=== Problem details ===
Rewrite the listing from its first line through the line containing "font-style-scrollbar bbox=[727, 289, 764, 465]", changing "chevron-down-icon" to "arrow-down-icon" and leaving everything else the same.

=== Region annotation listing ===
■ ■ ■ ■

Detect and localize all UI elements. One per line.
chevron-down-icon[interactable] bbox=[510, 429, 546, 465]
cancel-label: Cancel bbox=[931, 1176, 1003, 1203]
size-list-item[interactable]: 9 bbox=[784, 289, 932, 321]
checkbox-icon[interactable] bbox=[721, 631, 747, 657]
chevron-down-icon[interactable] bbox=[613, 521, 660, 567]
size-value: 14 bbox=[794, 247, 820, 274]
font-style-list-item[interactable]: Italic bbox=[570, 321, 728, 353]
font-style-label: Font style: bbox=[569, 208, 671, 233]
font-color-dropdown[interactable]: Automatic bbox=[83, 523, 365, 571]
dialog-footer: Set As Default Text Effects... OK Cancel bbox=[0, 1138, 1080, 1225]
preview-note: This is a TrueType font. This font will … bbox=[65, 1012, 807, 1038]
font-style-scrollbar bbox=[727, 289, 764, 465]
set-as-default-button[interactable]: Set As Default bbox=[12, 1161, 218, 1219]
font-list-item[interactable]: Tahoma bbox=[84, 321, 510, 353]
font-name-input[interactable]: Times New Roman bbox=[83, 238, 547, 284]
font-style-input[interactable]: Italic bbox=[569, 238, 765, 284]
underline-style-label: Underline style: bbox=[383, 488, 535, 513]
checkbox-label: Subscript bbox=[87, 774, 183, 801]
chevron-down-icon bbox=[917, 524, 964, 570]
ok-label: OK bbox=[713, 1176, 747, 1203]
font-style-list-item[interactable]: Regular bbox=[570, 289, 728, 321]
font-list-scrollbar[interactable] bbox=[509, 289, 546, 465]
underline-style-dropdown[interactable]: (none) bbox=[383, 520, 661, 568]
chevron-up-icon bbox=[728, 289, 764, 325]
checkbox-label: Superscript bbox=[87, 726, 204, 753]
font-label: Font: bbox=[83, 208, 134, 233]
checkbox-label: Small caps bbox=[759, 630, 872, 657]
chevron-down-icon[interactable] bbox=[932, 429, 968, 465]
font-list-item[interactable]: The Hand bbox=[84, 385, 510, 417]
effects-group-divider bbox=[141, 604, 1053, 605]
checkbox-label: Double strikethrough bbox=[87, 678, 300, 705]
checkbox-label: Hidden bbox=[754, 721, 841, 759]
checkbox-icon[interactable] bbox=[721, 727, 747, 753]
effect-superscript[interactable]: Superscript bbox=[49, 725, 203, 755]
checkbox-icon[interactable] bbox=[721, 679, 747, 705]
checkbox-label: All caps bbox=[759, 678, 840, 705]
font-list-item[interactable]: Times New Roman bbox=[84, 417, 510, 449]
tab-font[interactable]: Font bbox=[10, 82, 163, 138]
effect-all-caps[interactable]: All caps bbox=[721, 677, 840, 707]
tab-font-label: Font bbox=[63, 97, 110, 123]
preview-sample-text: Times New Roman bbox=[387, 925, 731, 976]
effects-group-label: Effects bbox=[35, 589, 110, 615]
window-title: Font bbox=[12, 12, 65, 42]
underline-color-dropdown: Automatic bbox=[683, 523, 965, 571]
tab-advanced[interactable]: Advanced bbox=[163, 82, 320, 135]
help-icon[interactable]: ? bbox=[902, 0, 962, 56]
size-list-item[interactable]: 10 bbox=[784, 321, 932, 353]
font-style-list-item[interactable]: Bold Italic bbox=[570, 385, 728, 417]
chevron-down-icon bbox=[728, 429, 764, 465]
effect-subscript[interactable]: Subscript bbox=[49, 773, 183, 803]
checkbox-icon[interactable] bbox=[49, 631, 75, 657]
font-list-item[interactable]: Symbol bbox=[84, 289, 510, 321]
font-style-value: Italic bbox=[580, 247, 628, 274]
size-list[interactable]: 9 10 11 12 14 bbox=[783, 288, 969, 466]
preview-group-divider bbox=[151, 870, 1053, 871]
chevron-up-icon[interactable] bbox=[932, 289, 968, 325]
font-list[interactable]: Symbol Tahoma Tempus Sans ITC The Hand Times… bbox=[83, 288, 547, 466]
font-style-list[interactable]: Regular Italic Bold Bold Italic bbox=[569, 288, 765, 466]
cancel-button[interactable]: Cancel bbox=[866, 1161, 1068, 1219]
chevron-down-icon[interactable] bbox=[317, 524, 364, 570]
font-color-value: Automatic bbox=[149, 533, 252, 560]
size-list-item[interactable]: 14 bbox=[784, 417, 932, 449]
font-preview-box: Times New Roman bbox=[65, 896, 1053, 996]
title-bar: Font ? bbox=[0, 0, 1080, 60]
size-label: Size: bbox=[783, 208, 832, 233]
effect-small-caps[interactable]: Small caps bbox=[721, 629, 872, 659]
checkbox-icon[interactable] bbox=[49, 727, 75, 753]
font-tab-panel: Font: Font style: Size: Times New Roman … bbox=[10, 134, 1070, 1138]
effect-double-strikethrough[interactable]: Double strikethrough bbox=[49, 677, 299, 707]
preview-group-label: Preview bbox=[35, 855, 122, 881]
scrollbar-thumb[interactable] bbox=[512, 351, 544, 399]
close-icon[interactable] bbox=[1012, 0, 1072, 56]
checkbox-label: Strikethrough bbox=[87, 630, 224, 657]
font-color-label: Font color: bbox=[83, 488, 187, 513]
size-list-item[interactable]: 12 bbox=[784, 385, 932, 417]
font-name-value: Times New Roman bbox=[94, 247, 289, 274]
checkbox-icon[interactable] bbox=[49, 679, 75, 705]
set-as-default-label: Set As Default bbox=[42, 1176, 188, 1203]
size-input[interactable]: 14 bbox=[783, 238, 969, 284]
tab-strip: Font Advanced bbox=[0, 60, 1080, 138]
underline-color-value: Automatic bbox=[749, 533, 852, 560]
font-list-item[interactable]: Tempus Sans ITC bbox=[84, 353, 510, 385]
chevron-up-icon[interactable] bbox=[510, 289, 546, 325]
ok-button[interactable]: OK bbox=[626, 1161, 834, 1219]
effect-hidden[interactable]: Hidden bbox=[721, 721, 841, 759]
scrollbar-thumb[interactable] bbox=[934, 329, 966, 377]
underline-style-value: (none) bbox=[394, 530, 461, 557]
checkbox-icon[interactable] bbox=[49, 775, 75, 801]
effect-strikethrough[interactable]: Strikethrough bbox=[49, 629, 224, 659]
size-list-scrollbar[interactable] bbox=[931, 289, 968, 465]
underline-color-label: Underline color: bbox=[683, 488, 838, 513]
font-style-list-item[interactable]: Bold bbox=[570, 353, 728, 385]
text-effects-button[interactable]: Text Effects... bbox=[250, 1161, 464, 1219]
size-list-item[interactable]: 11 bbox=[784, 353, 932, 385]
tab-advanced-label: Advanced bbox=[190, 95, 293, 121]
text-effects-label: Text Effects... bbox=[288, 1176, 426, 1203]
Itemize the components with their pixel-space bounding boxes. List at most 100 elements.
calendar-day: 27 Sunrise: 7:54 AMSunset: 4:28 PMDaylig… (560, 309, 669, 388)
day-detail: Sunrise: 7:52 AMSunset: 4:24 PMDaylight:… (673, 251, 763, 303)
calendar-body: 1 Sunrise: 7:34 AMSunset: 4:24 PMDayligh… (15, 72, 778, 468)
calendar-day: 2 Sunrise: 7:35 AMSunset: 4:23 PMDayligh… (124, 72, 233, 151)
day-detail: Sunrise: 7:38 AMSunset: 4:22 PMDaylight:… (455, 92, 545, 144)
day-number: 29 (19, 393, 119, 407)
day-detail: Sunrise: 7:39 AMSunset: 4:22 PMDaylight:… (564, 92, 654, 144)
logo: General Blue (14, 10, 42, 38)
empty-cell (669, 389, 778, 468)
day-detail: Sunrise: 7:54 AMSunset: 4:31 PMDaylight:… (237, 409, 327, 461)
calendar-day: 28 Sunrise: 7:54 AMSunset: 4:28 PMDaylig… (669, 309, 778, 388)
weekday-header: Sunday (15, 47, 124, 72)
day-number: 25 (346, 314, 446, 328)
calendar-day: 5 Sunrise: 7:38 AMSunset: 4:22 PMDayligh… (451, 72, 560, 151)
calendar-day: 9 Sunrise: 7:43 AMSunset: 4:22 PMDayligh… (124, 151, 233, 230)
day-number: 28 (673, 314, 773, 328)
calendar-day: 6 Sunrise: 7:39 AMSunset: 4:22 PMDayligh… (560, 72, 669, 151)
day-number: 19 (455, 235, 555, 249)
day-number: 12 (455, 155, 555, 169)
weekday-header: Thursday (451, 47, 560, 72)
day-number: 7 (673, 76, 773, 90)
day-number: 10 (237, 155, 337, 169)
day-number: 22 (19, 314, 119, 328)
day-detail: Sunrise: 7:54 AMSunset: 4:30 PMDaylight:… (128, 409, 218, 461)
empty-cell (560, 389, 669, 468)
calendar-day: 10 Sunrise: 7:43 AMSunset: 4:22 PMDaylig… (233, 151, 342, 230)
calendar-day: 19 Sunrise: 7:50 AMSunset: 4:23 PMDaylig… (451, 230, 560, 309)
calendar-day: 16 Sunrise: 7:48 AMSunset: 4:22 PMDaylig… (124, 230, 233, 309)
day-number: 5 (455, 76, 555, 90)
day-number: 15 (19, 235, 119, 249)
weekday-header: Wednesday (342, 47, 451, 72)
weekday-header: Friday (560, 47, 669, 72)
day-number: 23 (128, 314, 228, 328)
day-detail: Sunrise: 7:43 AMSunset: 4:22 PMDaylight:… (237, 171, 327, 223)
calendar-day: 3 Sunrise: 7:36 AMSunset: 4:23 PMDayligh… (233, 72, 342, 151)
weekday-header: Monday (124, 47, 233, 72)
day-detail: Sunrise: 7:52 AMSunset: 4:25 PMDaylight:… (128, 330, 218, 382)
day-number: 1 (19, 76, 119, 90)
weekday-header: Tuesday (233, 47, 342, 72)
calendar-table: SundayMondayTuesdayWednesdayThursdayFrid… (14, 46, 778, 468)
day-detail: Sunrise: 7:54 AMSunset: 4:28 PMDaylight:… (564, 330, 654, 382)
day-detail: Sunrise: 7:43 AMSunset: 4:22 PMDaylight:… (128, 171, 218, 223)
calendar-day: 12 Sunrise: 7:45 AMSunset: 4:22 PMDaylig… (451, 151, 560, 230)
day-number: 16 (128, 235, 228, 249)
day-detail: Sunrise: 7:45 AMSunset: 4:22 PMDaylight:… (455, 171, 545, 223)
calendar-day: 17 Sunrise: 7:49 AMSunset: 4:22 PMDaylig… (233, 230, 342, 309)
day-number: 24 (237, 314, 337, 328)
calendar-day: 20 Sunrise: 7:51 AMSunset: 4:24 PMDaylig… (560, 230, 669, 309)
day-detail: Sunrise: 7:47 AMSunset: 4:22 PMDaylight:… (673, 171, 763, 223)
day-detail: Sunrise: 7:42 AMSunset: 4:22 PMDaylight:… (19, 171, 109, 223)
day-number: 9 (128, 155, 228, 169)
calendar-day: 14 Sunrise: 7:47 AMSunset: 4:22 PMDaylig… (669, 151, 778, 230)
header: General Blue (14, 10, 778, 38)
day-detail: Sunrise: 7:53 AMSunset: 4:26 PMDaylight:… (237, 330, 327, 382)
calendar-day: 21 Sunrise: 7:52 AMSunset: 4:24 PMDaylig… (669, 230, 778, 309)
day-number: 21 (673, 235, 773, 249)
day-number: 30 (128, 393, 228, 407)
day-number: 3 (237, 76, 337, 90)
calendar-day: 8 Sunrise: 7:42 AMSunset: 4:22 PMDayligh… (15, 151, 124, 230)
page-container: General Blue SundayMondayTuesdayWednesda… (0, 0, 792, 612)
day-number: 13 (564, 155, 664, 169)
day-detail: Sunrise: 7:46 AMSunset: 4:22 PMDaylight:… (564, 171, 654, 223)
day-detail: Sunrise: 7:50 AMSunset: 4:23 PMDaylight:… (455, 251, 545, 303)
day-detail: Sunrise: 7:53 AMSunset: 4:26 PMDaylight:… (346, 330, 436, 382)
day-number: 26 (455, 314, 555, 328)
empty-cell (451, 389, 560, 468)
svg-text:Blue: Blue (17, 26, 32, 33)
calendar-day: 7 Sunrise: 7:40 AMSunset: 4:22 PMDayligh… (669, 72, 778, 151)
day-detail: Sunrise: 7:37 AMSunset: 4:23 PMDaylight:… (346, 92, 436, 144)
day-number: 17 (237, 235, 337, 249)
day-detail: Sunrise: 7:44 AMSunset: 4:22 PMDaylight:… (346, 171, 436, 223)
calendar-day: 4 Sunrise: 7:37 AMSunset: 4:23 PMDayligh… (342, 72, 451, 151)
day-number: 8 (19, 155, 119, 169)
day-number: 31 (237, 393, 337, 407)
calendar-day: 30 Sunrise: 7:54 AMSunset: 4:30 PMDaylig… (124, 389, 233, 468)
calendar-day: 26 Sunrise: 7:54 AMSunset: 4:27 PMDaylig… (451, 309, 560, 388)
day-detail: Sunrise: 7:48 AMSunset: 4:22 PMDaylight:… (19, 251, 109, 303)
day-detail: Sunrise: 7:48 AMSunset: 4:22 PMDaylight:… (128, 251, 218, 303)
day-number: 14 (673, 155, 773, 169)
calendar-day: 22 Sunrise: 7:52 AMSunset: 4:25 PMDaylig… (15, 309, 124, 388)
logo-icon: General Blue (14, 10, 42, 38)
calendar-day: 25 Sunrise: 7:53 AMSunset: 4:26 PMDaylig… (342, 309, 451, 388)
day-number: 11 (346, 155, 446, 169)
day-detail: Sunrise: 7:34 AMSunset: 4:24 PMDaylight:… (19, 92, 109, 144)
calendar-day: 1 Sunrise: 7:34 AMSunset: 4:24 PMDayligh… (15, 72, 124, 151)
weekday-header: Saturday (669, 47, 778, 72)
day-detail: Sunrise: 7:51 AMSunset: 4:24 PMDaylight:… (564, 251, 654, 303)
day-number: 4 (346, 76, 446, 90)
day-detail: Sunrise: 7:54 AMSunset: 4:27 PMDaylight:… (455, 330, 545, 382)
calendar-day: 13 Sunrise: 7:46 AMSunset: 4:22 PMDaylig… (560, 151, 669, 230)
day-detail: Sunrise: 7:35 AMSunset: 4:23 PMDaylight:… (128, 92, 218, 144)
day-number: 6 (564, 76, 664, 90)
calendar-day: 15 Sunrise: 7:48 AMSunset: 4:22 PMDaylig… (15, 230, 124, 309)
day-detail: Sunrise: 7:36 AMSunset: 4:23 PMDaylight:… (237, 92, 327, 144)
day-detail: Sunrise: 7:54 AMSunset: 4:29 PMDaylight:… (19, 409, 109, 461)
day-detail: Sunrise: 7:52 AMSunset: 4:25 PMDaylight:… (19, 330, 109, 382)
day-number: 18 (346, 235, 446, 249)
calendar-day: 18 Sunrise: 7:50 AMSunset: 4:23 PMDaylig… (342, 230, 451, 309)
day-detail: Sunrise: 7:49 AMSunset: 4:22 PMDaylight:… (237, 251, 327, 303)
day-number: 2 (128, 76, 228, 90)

■ ■ ■ ■

=== The reply ===
Detect and localize all UI elements. One per line.
arrow-down-icon[interactable] bbox=[510, 429, 546, 465]
cancel-label: Cancel bbox=[931, 1176, 1003, 1203]
size-list-item[interactable]: 9 bbox=[784, 289, 932, 321]
checkbox-icon[interactable] bbox=[721, 631, 747, 657]
arrow-down-icon[interactable] bbox=[613, 521, 660, 567]
size-value: 14 bbox=[794, 247, 820, 274]
font-style-list-item[interactable]: Italic bbox=[570, 321, 728, 353]
font-style-label: Font style: bbox=[569, 208, 671, 233]
font-color-dropdown[interactable]: Automatic bbox=[83, 523, 365, 571]
dialog-footer: Set As Default Text Effects... OK Cancel bbox=[0, 1138, 1080, 1225]
preview-note: This is a TrueType font. This font will … bbox=[65, 1012, 807, 1038]
font-style-scrollbar bbox=[727, 289, 764, 465]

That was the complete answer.